_Input material:_
==========

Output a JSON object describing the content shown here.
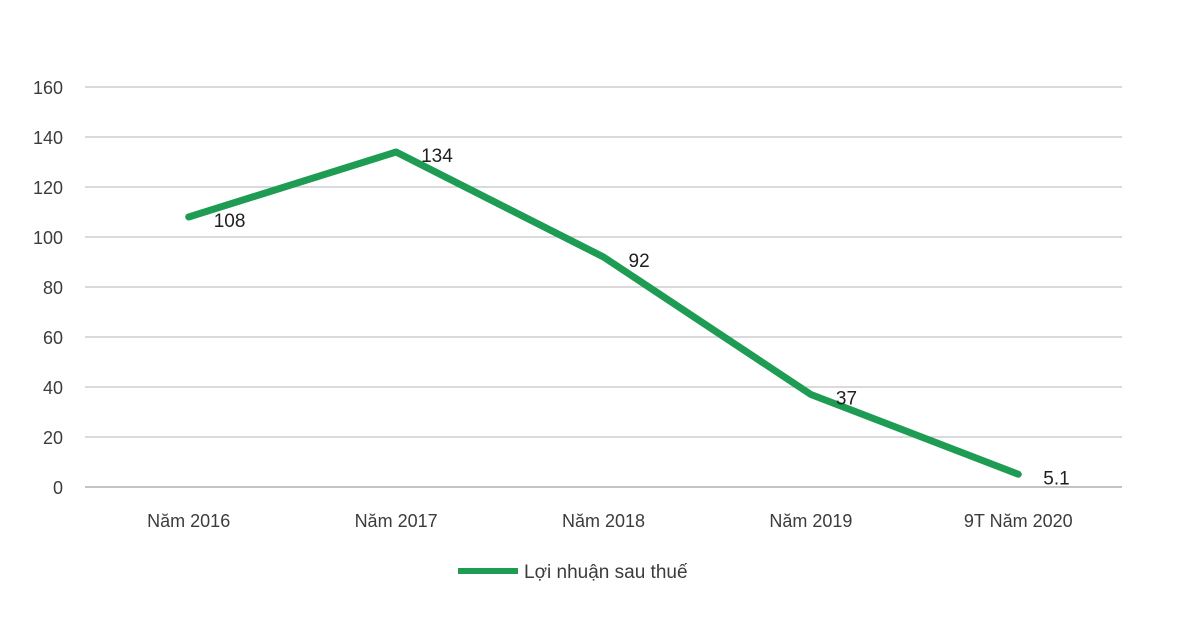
{
  "chart_data": {
    "type": "line",
    "categories": [
      "Năm 2016",
      "Năm 2017",
      "Năm 2018",
      "Năm 2019",
      "9T Năm 2020"
    ],
    "series": [
      {
        "name": "Lợi nhuận sau thuế",
        "values": [
          108,
          134,
          92,
          37,
          5.1
        ],
        "color": "#1e9c53"
      }
    ],
    "data_labels": [
      "108",
      "134",
      "92",
      "37",
      "5.1"
    ],
    "title": "",
    "xlabel": "",
    "ylabel": "",
    "ylim": [
      0,
      160
    ],
    "ytick_step": 20,
    "ytick_labels": [
      "0",
      "20",
      "40",
      "60",
      "80",
      "100",
      "120",
      "140",
      "160"
    ],
    "grid": true,
    "legend_position": "bottom"
  },
  "colors": {
    "line": "#1e9c53",
    "gridline": "#c4c4c4",
    "zero_line": "#a0a0a0",
    "axis_text": "#3c3c3c",
    "data_label_text": "#1f1f1f",
    "background": "#ffffff"
  }
}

==========

_Instructions to follow:_
Write out every entry again word for word, without any of the pictures.

_Exercise result:_
Output a JSON object describing the content shown here.
{
  "chart_data": {
    "type": "line",
    "categories": [
      "Năm 2016",
      "Năm 2017",
      "Năm 2018",
      "Năm 2019",
      "9T Năm 2020"
    ],
    "series": [
      {
        "name": "Lợi nhuận sau thuế",
        "values": [
          108,
          134,
          92,
          37,
          5.1
        ],
        "color": "#1e9c53"
      }
    ],
    "data_labels": [
      "108",
      "134",
      "92",
      "37",
      "5.1"
    ],
    "title": "",
    "xlabel": "",
    "ylabel": "",
    "ylim": [
      0,
      160
    ],
    "ytick_step": 20,
    "ytick_labels": [
      "0",
      "20",
      "40",
      "60",
      "80",
      "100",
      "120",
      "140",
      "160"
    ],
    "grid": true,
    "legend_position": "bottom"
  },
  "colors": {
    "line": "#1e9c53",
    "gridline": "#c4c4c4",
    "zero_line": "#a0a0a0",
    "axis_text": "#3c3c3c",
    "data_label_text": "#1f1f1f",
    "background": "#ffffff"
  }
}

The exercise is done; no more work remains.